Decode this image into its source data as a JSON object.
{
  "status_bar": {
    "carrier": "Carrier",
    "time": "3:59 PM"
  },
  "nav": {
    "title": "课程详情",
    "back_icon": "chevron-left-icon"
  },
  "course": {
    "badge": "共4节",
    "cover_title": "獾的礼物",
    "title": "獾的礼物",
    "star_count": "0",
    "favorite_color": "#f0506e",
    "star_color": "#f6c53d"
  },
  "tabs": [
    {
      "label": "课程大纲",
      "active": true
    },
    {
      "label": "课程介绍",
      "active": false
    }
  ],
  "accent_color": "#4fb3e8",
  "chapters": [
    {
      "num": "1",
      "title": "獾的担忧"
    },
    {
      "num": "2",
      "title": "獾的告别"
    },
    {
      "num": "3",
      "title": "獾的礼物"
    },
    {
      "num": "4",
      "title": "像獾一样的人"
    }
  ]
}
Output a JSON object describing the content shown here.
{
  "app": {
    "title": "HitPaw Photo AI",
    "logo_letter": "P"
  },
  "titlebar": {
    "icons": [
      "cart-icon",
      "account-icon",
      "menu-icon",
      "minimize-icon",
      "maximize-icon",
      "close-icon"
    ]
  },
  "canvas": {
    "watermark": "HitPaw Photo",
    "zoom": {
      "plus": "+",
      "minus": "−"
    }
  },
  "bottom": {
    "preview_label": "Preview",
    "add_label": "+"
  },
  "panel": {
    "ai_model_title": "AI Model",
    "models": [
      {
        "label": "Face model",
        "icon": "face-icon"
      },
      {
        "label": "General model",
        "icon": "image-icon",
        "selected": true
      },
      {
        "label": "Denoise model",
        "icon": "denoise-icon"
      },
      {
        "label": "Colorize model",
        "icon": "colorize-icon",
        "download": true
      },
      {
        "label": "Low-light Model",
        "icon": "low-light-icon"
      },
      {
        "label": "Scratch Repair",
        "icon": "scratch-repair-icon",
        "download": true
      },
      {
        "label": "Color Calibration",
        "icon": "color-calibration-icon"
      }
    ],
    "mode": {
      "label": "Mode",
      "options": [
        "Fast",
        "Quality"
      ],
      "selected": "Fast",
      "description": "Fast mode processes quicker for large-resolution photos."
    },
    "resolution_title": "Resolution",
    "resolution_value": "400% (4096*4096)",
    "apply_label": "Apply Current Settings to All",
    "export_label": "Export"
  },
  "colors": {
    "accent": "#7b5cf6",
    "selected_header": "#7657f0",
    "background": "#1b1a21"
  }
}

|---|

Your goal:
Reproduce the entries above exactly.

Result below:
Decode this image into its source data as a JSON object.
{
  "status_bar": {
    "carrier": "Carrier",
    "time": "3:59 PM"
  },
  "nav": {
    "title": "课程详情",
    "back_icon": "chevron-left-icon"
  },
  "course": {
    "badge": "共4节",
    "cover_title": "獾的礼物",
    "title": "獾的礼物",
    "star_count": "0",
    "favorite_color": "#f0506e",
    "star_color": "#f6c53d"
  },
  "tabs": [
    {
      "label": "课程大纲",
      "active": true
    },
    {
      "label": "课程介绍",
      "active": false
    }
  ],
  "accent_color": "#4fb3e8",
  "chapters": [
    {
      "num": "1",
      "title": "獾的担忧"
    },
    {
      "num": "2",
      "title": "獾的告别"
    },
    {
      "num": "3",
      "title": "獾的礼物"
    },
    {
      "num": "4",
      "title": "像獾一样的人"
    }
  ]
}
Output a JSON object describing the content shown here.
{
  "app": {
    "title": "HitPaw Photo AI",
    "logo_letter": "P"
  },
  "titlebar": {
    "icons": [
      "cart-icon",
      "account-icon",
      "menu-icon",
      "minimize-icon",
      "maximize-icon",
      "close-icon"
    ]
  },
  "canvas": {
    "watermark": "HitPaw Photo",
    "zoom": {
      "plus": "+",
      "minus": "−"
    }
  },
  "bottom": {
    "preview_label": "Preview",
    "add_label": "+"
  },
  "panel": {
    "ai_model_title": "AI Model",
    "models": [
      {
        "label": "Face model",
        "icon": "face-icon"
      },
      {
        "label": "General model",
        "icon": "image-icon",
        "selected": true
      },
      {
        "label": "Denoise model",
        "icon": "denoise-icon"
      },
      {
        "label": "Colorize model",
        "icon": "colorize-icon",
        "download": true
      },
      {
        "label": "Low-light Model",
        "icon": "low-light-icon"
      },
      {
        "label": "Scratch Repair",
        "icon": "scratch-repair-icon",
        "download": true
      },
      {
        "label": "Color Calibration",
        "icon": "color-calibration-icon"
      }
    ],
    "mode": {
      "label": "Mode",
      "options": [
        "Fast",
        "Quality"
      ],
      "selected": "Fast",
      "description": "Fast mode processes quicker for large-resolution photos."
    },
    "resolution_title": "Resolution",
    "resolution_value": "400% (4096*4096)",
    "apply_label": "Apply Current Settings to All",
    "export_label": "Export"
  },
  "colors": {
    "accent": "#7b5cf6",
    "selected_header": "#7657f0",
    "background": "#1b1a21"
  }
}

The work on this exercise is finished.